> **Problem description**: Identify the lines bearing the string "this" and gather them.

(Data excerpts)
^^^^^^^^

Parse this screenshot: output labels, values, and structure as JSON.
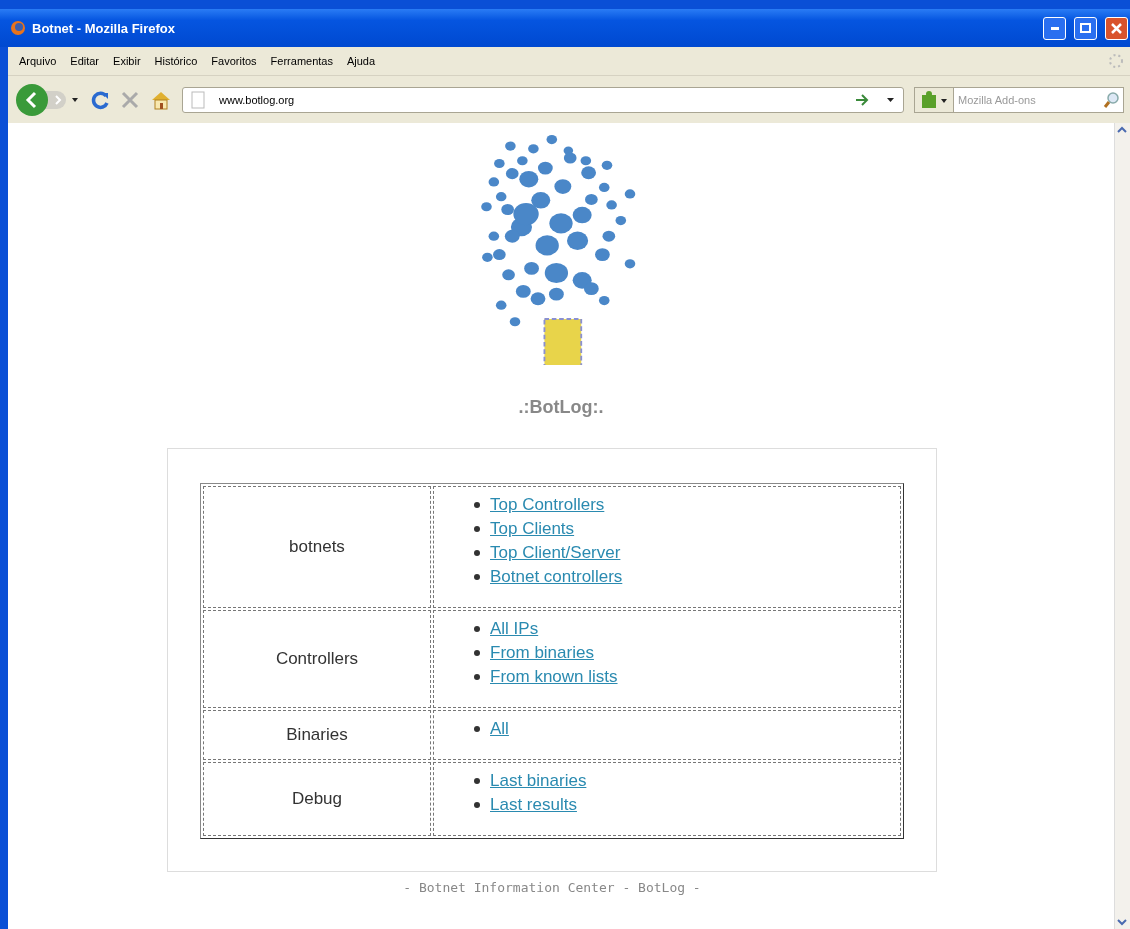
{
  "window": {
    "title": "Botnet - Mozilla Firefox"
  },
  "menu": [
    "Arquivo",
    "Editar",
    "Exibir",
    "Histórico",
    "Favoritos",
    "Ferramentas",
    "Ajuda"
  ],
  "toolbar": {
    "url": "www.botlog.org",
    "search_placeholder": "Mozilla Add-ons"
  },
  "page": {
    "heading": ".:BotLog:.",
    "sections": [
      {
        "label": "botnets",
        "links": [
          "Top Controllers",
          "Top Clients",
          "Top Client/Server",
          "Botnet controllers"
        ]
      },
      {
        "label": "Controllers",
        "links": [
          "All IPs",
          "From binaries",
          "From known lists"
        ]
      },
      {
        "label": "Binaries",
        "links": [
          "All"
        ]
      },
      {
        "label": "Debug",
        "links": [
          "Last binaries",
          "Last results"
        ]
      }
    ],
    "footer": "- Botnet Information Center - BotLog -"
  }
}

^^^^^^^^

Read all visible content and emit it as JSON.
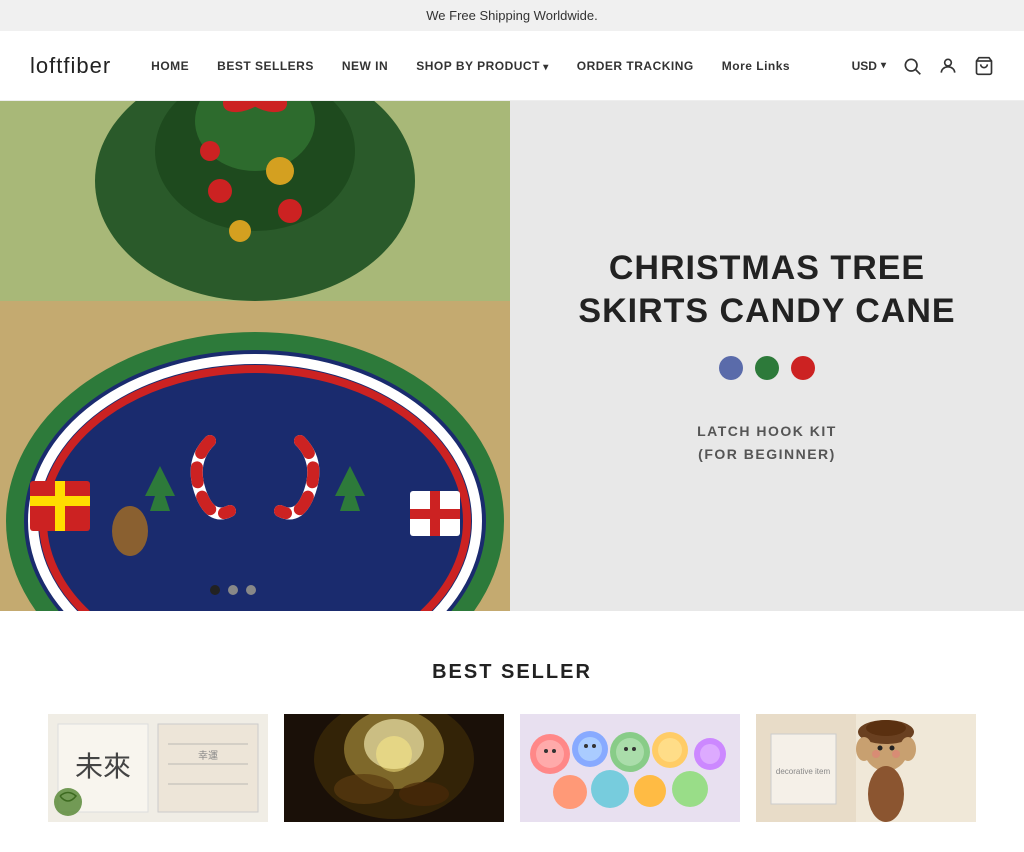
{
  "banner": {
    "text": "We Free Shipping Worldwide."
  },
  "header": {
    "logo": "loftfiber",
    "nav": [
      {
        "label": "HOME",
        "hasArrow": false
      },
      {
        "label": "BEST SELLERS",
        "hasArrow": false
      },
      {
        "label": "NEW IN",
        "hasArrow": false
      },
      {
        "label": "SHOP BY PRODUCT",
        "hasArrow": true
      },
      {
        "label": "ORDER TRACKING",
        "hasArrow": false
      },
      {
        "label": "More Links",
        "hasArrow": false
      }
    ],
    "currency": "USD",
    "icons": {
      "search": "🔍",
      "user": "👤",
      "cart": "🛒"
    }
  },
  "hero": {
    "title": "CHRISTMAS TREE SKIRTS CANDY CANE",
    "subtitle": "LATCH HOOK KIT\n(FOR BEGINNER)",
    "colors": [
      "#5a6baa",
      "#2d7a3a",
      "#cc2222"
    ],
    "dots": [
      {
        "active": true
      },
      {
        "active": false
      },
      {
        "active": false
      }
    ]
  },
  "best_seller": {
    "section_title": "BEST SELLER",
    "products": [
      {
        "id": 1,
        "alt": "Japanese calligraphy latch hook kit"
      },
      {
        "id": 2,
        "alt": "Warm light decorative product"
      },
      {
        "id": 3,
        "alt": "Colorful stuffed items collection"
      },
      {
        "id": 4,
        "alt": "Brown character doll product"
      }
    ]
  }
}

^^^^^^^^

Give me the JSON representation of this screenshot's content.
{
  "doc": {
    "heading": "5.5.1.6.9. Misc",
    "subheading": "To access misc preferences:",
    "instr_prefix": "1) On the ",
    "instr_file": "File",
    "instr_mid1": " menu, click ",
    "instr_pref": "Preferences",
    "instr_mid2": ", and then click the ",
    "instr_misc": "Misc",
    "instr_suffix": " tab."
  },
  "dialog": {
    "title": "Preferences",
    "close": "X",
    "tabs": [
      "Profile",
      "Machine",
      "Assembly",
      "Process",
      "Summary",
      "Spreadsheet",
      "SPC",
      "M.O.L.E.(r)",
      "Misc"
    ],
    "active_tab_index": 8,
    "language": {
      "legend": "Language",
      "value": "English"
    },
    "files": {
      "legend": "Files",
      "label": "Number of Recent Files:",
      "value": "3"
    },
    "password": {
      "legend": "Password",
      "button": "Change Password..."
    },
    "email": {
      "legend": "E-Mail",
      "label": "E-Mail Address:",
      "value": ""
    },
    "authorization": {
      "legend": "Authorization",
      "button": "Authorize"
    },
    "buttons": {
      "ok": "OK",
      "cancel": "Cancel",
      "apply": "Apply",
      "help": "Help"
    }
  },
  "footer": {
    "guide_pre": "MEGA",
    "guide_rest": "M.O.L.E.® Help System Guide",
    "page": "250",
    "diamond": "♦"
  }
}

^^^^^^^^

> **Result**:
Parse this screenshot: output labels, values, and structure as JSON.
Give me the JSON representation of this screenshot's content.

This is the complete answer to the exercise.